文檔:
▶
代碼註釋:機器學習實戰第6章 支持向量機

寫在開頭的話:在學習《機器學習實戰》的過程中發現書中很多代碼並沒有註釋,這對新入門的同學是一個挑戰,特此貼出我對代碼做出的註釋,僅供參考,歡迎指正。

1、SMO高效優化算法

#coding:gbk
from numpy import *

#功能:導入數據集
#輸入:文件名
#輸出:數據矩陣,標籤向量
def loadDataSet(fileName):
    dataMat = []#數據矩陣
    labelMat = []#標籤向量
    fr = open(fileName)
    for line in fr.readlines():
        lineArr = line.strip().split('\t')#strip()表示刪除空白符,split()表示分割
        dataMat.append([float(lineArr[0]), float(lineArr[1])])#1.0表示x0
        labelMat.append(float(lineArr[2]))
    return dataMat, labelMat

#功能:在(0, m)的區間範圍內隨機選擇一個除i以外的整數
#輸入:不能選擇的整數i,區間上界m
#輸出:隨機選擇的整數
def selectJrand(i, m):
    j = i
    while (j == i):
        j = int (random.uniform(0, m))
    return j

#功能:保證aj在區間[L, H]裏面
#輸入:要調整的數aj,區間上界H,區間下界L
#輸出:調整好的數aj
def clipAlpha(aj, H, L):
    if aj > H:#aj大於H
        aj = H
    if L > aj:#aj小於L
        aj = L
    return aj

#功能:簡化版SMO算法
#輸入:數據矩陣dataMatIn,標籤向量classLabels,常數C,容錯率toler,最大迭代次數maxIter
#輸出:超平面位移項b,拉格朗日乘子alpha
def smoSimple(dataMatIn, classLabels, C, toler, maxIter):
    dataMatrix = mat(dataMatIn)
    labelMat = mat(classLabels).transpose()
    b = 0
    m, n = shape(dataMatrix)#數據矩陣行數和列數,表示訓練樣本個數和特徵值個數
    alphas = mat(zeros((m, 1)))#m*1階矩陣
    iter = 0
    while (iter < maxIter):#循環直到超出最大迭代次數
        alphaPairsChanged = 0
        for i in range(m):
            #主窗口輸入numpy.info(numpy.multiply)
◀
(數據集中列出的條目)
▶
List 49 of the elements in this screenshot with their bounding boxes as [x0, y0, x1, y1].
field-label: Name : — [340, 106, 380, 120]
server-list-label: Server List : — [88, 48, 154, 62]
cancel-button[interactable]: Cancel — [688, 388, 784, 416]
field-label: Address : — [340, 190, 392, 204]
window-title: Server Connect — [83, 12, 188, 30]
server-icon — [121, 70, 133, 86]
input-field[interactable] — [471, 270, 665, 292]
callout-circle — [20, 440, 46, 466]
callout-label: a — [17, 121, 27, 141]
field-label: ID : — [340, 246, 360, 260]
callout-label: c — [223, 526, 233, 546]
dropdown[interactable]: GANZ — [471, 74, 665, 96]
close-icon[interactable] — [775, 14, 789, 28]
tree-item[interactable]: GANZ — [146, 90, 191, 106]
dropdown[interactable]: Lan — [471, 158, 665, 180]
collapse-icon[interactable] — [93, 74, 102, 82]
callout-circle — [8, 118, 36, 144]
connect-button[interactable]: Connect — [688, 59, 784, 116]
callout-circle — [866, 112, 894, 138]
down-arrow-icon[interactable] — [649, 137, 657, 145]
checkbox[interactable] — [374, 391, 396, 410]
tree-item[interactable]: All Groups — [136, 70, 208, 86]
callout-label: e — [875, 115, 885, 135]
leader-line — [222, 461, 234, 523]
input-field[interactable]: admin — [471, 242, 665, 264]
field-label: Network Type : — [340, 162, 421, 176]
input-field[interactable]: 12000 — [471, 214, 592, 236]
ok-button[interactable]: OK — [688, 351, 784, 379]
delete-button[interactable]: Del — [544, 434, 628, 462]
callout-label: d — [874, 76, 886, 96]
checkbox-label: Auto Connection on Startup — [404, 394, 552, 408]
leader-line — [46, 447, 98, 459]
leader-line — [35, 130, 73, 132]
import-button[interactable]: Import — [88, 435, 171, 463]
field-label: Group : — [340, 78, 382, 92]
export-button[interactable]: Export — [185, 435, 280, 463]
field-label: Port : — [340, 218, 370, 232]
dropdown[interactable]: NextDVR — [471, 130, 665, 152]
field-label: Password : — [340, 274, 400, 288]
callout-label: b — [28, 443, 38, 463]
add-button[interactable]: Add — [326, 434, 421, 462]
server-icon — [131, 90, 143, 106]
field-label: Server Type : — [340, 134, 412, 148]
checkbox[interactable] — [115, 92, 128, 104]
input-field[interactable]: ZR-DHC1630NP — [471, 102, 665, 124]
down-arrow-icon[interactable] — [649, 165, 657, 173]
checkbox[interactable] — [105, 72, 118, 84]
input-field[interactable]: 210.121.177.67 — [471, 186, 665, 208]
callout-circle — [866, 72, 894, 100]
◀
任務要求:
1) 根據支持向量機代碼註釋文檔回答:
(a) loadDataSet 用什麼字符分割每一行?
(b) clipAlpha 的功能是什麼?
(c) smoSimple 輸出哪兩項?
2) 列出支持向量機代碼註釋文檔中定義的全部函數名。
3) 從支持向量機代碼註釋文檔的末尾處接著往下續寫。
以上數據行與這份文檔沒有關係。

參考答案:
1)
(a) 用 '\t' 分割。
(b) 保證 aj 在區間 [L, H] 裏面。
(c) 超平面位移項 b 和拉格朗日乘子 alpha。

2) loadDataSet、selectJrand、clipAlpha、smoSimple

3)
            #推導見《機器學習》(周志華)公式6.12
            fXi = float(multiply(alphas, labelMat).T * \
                        (dataMatrix * dataMatrix[i, :].T)) + b
            Ei = fXi - float(labelMat[i])#誤差
            #誤差很大,可以對該數據實例所對應的alpha值進行優化
            if ((labelMat[i] * Ei < -toler) and (alphas[i] < C)) or \
                    ((labelMat[i] * Ei > toler) and (alphas[i] > 0)):
                #在(0, m)的區間範圍內隨機選擇一個除i以外的整數,即隨機選擇第二個alpha
                j = selectJrand(i, m)
                #求變量alphaJ對應的誤差
                fXj = float(multiply(alphas, labelMat).T * (dataMatrix * dataMatrix[j, :].T)) + b
                Ej = fXj - float(labelMat[j])
                #不能直接 alphaIold = alphas[i],否則alphas[i]和alphaIold指向的都是同一內存空間
                alphaIold = alphas[i].copy()
                alphaJold = alphas[j].copy()
                #接下來需要看Plata的論文,待以後看論文後再重讀此章
                if (labelMat[i] != labelMat[j]):
                    L = max(0, alphas[j] - alphas[i])
                    H = min(C, C + alphas[j] - alphas[i])
                else:
                    L = max(0, alphas[j] + alphas[i] - C)
                    H = min(C, alphas[j] + alphas[i])
                if L == H:
                    print "L == H"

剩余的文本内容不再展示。